- **STORED RECORDS**
|---|
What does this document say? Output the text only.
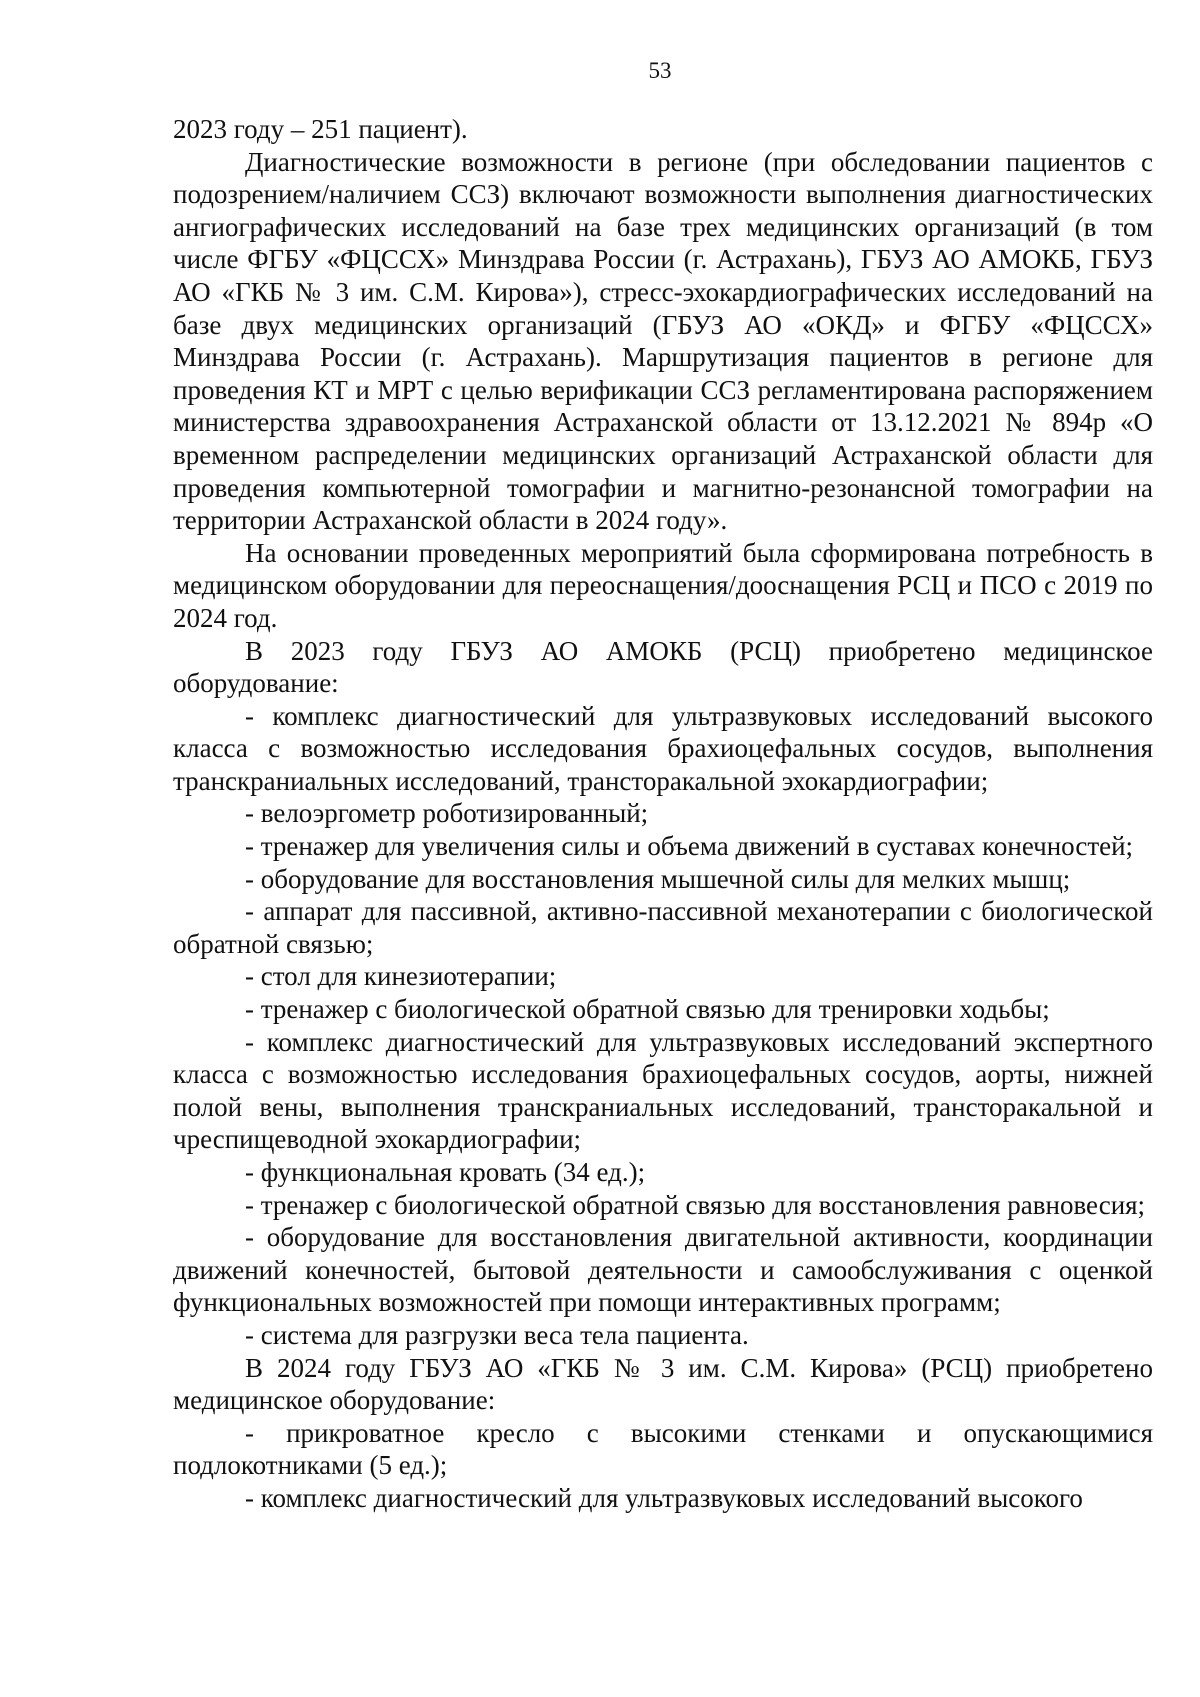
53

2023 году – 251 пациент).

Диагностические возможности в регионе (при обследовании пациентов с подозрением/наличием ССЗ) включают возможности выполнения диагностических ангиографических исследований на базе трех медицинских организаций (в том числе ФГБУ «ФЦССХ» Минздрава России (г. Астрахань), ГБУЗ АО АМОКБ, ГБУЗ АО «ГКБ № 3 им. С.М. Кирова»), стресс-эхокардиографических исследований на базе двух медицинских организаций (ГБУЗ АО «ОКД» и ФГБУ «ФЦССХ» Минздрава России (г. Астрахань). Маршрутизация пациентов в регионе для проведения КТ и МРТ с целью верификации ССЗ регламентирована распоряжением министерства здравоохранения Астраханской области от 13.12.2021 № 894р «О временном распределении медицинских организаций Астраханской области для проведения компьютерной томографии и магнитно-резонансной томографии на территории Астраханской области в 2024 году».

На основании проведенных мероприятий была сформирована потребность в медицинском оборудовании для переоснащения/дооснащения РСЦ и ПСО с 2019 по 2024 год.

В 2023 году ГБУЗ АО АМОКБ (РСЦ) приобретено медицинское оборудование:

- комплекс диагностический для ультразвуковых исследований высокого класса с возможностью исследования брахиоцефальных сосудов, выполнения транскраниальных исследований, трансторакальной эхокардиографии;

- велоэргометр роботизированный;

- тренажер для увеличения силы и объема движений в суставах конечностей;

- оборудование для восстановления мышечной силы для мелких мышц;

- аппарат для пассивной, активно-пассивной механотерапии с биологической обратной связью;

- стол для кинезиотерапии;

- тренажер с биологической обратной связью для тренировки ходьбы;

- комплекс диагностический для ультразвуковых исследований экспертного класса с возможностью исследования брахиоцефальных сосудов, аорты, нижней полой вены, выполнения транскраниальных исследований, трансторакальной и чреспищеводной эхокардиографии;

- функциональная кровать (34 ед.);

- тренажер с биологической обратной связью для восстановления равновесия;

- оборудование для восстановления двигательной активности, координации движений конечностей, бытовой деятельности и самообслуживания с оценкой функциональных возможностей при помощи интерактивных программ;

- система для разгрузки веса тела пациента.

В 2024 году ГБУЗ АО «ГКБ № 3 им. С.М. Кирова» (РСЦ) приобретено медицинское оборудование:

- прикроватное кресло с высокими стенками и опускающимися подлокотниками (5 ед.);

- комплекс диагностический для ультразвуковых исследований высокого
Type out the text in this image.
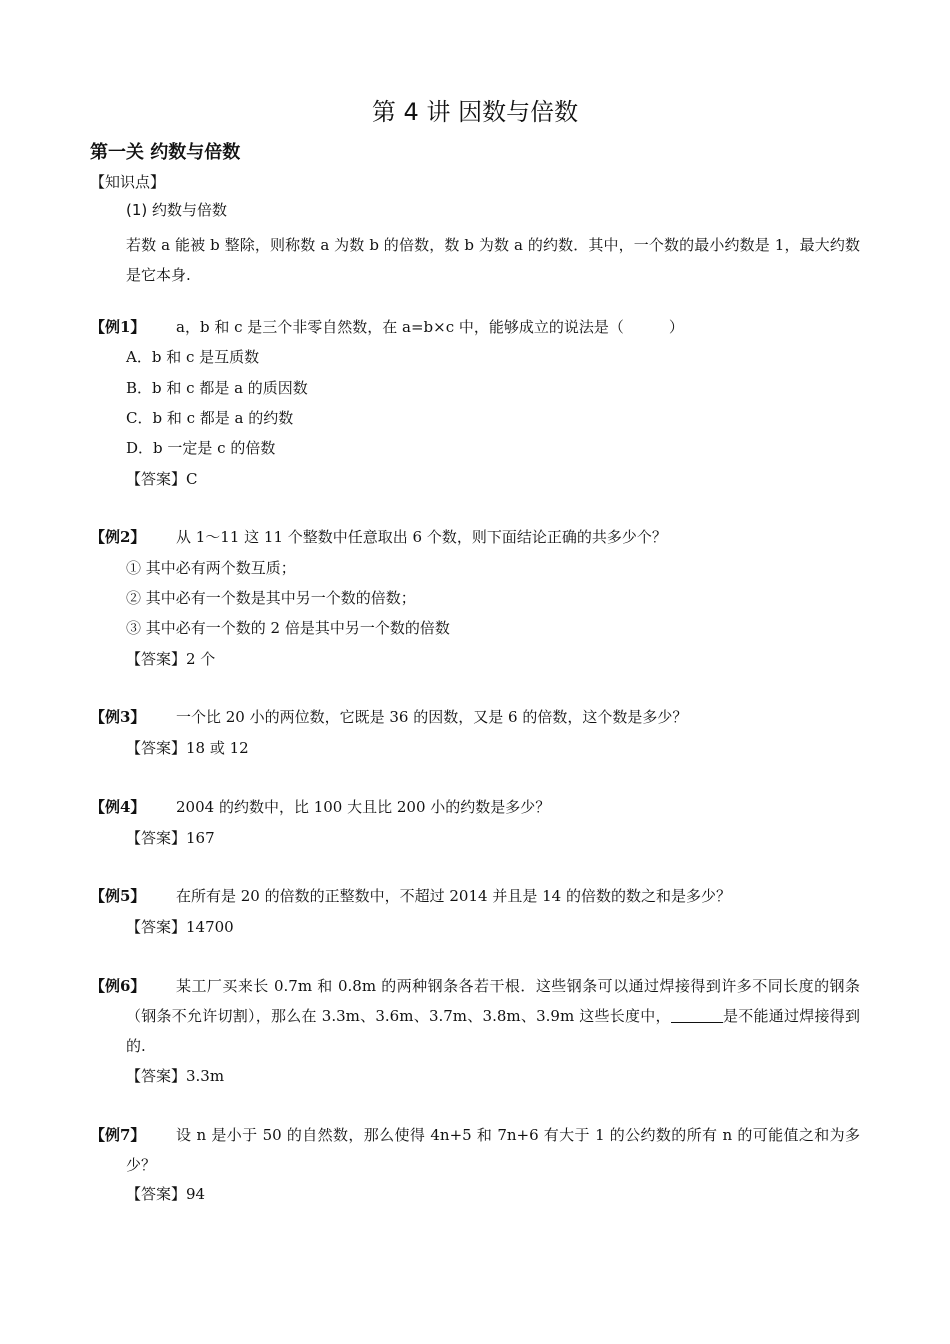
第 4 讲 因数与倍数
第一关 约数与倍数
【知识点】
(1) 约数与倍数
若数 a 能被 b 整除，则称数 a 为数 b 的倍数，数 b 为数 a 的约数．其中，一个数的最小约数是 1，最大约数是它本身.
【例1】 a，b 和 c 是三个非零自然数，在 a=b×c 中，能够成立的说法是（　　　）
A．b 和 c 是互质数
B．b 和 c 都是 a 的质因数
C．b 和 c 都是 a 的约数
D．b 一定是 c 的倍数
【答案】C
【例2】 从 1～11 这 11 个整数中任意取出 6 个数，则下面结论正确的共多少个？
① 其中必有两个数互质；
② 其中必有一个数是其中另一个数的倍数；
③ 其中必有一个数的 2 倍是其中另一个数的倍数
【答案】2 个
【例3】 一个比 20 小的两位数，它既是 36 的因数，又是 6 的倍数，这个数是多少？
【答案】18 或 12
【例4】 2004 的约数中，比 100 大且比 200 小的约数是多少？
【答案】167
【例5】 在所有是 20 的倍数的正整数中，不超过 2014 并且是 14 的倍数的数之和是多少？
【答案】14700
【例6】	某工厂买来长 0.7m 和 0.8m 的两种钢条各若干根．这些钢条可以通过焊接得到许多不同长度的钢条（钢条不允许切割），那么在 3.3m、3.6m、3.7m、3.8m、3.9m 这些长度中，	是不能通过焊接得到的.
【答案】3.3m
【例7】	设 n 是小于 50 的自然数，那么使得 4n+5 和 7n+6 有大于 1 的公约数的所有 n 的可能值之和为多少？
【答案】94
|---|
Would you set down the listing exactly, omitting pictures?

What does this document say? Output the text only.
53

2023 году – 251 пациент).

Диагностические возможности в регионе (при обследовании пациентов с подозрением/наличием ССЗ) включают возможности выполнения диагностических ангиографических исследований на базе трех медицинских организаций (в том числе ФГБУ «ФЦССХ» Минздрава России (г. Астрахань), ГБУЗ АО АМОКБ, ГБУЗ АО «ГКБ № 3 им. С.М. Кирова»), стресс-эхокардиографических исследований на базе двух медицинских организаций (ГБУЗ АО «ОКД» и ФГБУ «ФЦССХ» Минздрава России (г. Астрахань). Маршрутизация пациентов в регионе для проведения КТ и МРТ с целью верификации ССЗ регламентирована распоряжением министерства здравоохранения Астраханской области от 13.12.2021 № 894р «О временном распределении медицинских организаций Астраханской области для проведения компьютерной томографии и магнитно-резонансной томографии на территории Астраханской области в 2024 году».

На основании проведенных мероприятий была сформирована потребность в медицинском оборудовании для переоснащения/дооснащения РСЦ и ПСО с 2019 по 2024 год.

В 2023 году ГБУЗ АО АМОКБ (РСЦ) приобретено медицинское оборудование:

- комплекс диагностический для ультразвуковых исследований высокого класса с возможностью исследования брахиоцефальных сосудов, выполнения транскраниальных исследований, трансторакальной эхокардиографии;

- велоэргометр роботизированный;

- тренажер для увеличения силы и объема движений в суставах конечностей;

- оборудование для восстановления мышечной силы для мелких мышц;

- аппарат для пассивной, активно-пассивной механотерапии с биологической обратной связью;

- стол для кинезиотерапии;

- тренажер с биологической обратной связью для тренировки ходьбы;

- комплекс диагностический для ультразвуковых исследований экспертного класса с возможностью исследования брахиоцефальных сосудов, аорты, нижней полой вены, выполнения транскраниальных исследований, трансторакальной и чреспищеводной эхокардиографии;

- функциональная кровать (34 ед.);

- тренажер с биологической обратной связью для восстановления равновесия;

- оборудование для восстановления двигательной активности, координации движений конечностей, бытовой деятельности и самообслуживания с оценкой функциональных возможностей при помощи интерактивных программ;

- система для разгрузки веса тела пациента.

В 2024 году ГБУЗ АО «ГКБ № 3 им. С.М. Кирова» (РСЦ) приобретено медицинское оборудование:

- прикроватное кресло с высокими стенками и опускающимися подлокотниками (5 ед.);

- комплекс диагностический для ультразвуковых исследований высокого
Type out the text in this image.
第 4 讲 因数与倍数
第一关 约数与倍数
【知识点】
(1) 约数与倍数
若数 a 能被 b 整除，则称数 a 为数 b 的倍数，数 b 为数 a 的约数．其中，一个数的最小约数是 1，最大约数是它本身.
【例1】 a，b 和 c 是三个非零自然数，在 a=b×c 中，能够成立的说法是（　　　）
A．b 和 c 是互质数
B．b 和 c 都是 a 的质因数
C．b 和 c 都是 a 的约数
D．b 一定是 c 的倍数
【答案】C
【例2】 从 1～11 这 11 个整数中任意取出 6 个数，则下面结论正确的共多少个？
① 其中必有两个数互质；
② 其中必有一个数是其中另一个数的倍数；
③ 其中必有一个数的 2 倍是其中另一个数的倍数
【答案】2 个
【例3】 一个比 20 小的两位数，它既是 36 的因数，又是 6 的倍数，这个数是多少？
【答案】18 或 12
【例4】 2004 的约数中，比 100 大且比 200 小的约数是多少？
【答案】167
【例5】 在所有是 20 的倍数的正整数中，不超过 2014 并且是 14 的倍数的数之和是多少？
【答案】14700
【例6】	某工厂买来长 0.7m 和 0.8m 的两种钢条各若干根．这些钢条可以通过焊接得到许多不同长度的钢条（钢条不允许切割），那么在 3.3m、3.6m、3.7m、3.8m、3.9m 这些长度中，	是不能通过焊接得到的.
【答案】3.3m
【例7】	设 n 是小于 50 的自然数，那么使得 4n+5 和 7n+6 有大于 1 的公约数的所有 n 的可能值之和为多少？
【答案】94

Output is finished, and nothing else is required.